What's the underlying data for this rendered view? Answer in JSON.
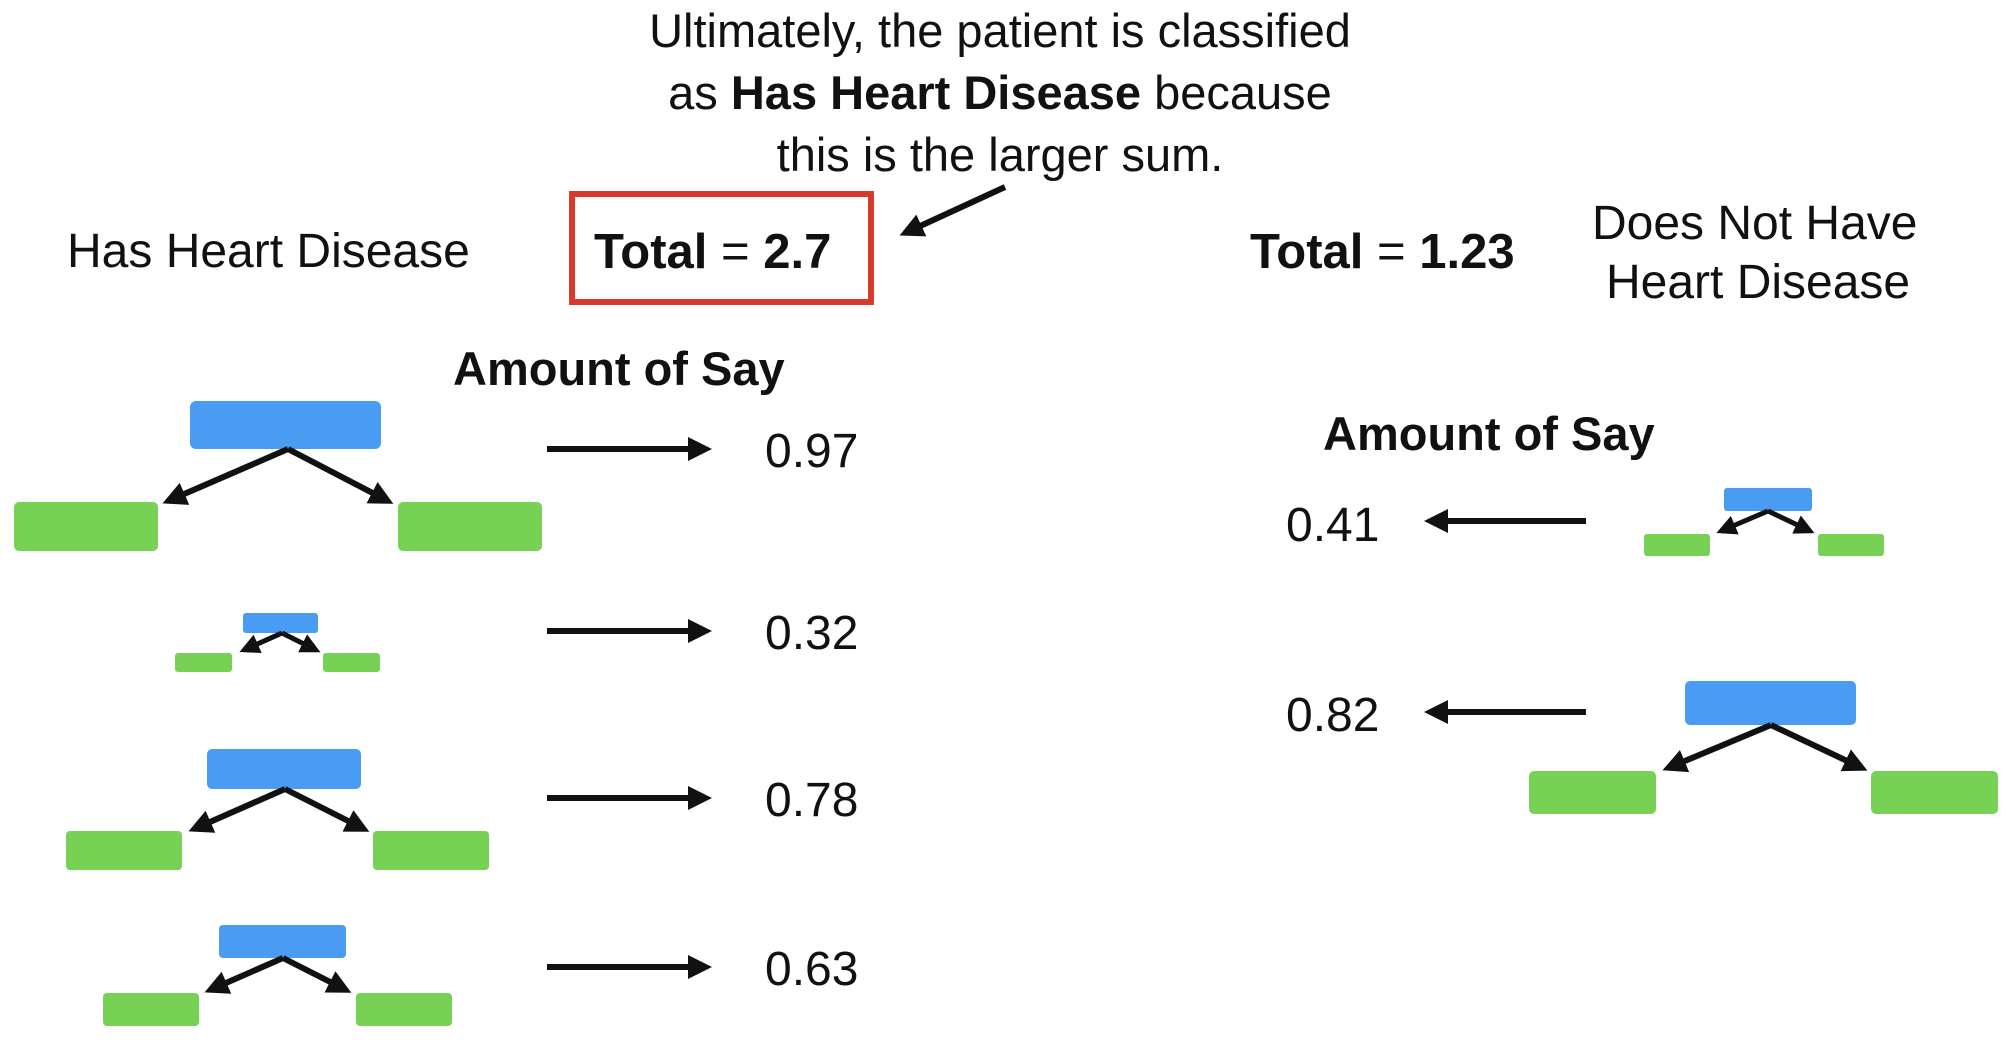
{
  "caption": {
    "line1": "Ultimately, the patient is classified",
    "line2_pre": "as ",
    "line2_bold": "Has Heart Disease",
    "line2_post": " because",
    "line3": "this is the larger sum."
  },
  "left": {
    "class_label": "Has Heart Disease",
    "total_label": "Total",
    "total_eq": " = ",
    "total_value": "2.7",
    "amount_heading": "Amount of Say",
    "stumps": [
      {
        "value": "0.97"
      },
      {
        "value": "0.32"
      },
      {
        "value": "0.78"
      },
      {
        "value": "0.63"
      }
    ]
  },
  "right": {
    "class_label_line1": "Does Not Have",
    "class_label_line2": "Heart Disease",
    "total_label": "Total",
    "total_eq": " = ",
    "total_value": "1.23",
    "amount_heading": "Amount of Say",
    "stumps": [
      {
        "value": "0.41"
      },
      {
        "value": "0.82"
      }
    ]
  },
  "colors": {
    "node_root": "#4a9cf2",
    "node_leaf": "#76d154",
    "highlight_box": "#d83a2c",
    "arrow": "#111111"
  }
}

→ **PROBLEM DETAILS**
Give the number of lines in the records that contain the string "this", and nothing besides.

→ **REPLY TO THE EXERCISE**
2